**What is required**
Only lines holding the word "groźby" should be copied from the material.

**Provided data**
☆ ☆ ☆ ☆
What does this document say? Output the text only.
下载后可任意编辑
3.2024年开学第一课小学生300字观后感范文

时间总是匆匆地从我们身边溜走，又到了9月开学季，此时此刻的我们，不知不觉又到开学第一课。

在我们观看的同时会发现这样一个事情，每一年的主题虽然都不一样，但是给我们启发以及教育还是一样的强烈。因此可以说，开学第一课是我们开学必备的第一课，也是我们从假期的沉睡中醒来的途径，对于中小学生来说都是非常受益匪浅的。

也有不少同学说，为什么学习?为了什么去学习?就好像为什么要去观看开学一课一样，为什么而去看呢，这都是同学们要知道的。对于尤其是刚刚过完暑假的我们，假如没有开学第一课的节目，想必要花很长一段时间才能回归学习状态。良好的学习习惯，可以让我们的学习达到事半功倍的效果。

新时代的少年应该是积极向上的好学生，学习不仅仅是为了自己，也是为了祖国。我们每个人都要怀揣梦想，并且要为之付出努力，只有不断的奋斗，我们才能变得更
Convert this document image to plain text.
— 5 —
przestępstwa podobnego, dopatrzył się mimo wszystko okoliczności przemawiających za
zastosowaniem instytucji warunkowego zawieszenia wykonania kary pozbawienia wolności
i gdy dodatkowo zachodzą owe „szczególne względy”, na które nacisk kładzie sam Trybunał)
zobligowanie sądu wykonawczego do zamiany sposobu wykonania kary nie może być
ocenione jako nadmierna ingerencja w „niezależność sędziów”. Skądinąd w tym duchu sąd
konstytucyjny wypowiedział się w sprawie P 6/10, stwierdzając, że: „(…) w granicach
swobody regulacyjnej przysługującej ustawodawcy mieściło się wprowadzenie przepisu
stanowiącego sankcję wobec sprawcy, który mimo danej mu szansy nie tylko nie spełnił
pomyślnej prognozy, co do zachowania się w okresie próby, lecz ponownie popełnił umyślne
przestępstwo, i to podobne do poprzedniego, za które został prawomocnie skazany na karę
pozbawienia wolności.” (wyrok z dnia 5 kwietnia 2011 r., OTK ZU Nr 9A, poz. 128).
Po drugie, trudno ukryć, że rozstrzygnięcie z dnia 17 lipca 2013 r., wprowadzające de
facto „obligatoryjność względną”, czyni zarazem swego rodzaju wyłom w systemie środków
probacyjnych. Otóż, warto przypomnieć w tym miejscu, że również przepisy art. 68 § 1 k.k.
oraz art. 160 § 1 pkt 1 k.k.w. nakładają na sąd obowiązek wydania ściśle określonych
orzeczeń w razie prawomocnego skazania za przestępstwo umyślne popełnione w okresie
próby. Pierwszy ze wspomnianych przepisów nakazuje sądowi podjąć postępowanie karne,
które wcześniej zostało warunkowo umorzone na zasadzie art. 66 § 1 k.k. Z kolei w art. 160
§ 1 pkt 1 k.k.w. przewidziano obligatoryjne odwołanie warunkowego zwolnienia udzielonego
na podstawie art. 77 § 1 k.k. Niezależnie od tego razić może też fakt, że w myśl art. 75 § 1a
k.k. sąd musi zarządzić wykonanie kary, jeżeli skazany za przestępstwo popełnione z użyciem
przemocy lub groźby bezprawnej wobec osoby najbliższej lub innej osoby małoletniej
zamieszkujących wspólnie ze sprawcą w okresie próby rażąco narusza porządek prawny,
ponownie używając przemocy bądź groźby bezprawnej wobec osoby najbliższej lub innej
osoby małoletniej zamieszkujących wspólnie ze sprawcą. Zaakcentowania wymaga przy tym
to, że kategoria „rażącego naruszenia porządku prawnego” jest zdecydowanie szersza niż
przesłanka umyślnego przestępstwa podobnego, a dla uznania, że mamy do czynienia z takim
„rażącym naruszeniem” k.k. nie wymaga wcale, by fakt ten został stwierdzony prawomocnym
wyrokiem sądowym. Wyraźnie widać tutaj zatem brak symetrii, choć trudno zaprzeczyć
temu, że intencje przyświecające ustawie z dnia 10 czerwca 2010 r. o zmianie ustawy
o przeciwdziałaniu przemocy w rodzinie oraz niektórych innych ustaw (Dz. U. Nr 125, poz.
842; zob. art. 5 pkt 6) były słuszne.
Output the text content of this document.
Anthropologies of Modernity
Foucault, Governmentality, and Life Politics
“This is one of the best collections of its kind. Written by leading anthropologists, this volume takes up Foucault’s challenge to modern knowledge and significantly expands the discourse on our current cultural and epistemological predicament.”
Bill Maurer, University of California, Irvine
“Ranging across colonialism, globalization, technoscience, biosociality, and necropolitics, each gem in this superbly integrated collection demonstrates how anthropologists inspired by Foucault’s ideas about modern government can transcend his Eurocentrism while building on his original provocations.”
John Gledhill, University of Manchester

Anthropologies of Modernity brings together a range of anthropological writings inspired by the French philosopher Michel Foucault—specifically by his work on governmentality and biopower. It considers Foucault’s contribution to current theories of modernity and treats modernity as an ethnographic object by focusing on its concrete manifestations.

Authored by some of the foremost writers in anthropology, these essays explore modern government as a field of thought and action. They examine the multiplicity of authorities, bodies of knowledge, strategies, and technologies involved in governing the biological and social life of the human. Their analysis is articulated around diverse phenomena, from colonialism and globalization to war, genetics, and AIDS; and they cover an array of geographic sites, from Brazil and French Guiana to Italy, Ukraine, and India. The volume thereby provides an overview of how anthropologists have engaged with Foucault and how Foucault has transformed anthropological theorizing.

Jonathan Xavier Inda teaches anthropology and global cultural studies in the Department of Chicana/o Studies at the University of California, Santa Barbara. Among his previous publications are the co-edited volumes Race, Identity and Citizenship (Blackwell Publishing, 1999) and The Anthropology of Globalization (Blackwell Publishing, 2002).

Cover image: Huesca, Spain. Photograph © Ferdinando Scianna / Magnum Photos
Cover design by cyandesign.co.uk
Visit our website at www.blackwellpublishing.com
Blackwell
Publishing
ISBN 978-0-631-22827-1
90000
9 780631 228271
☆ ☆ ☆ ☆
**Full answer**
przemocy lub groźby bezprawnej wobec osoby najbliższej lub innej osoby małoletniej
ponownie używając przemocy bądź groźby bezprawnej wobec osoby najbliższej lub innej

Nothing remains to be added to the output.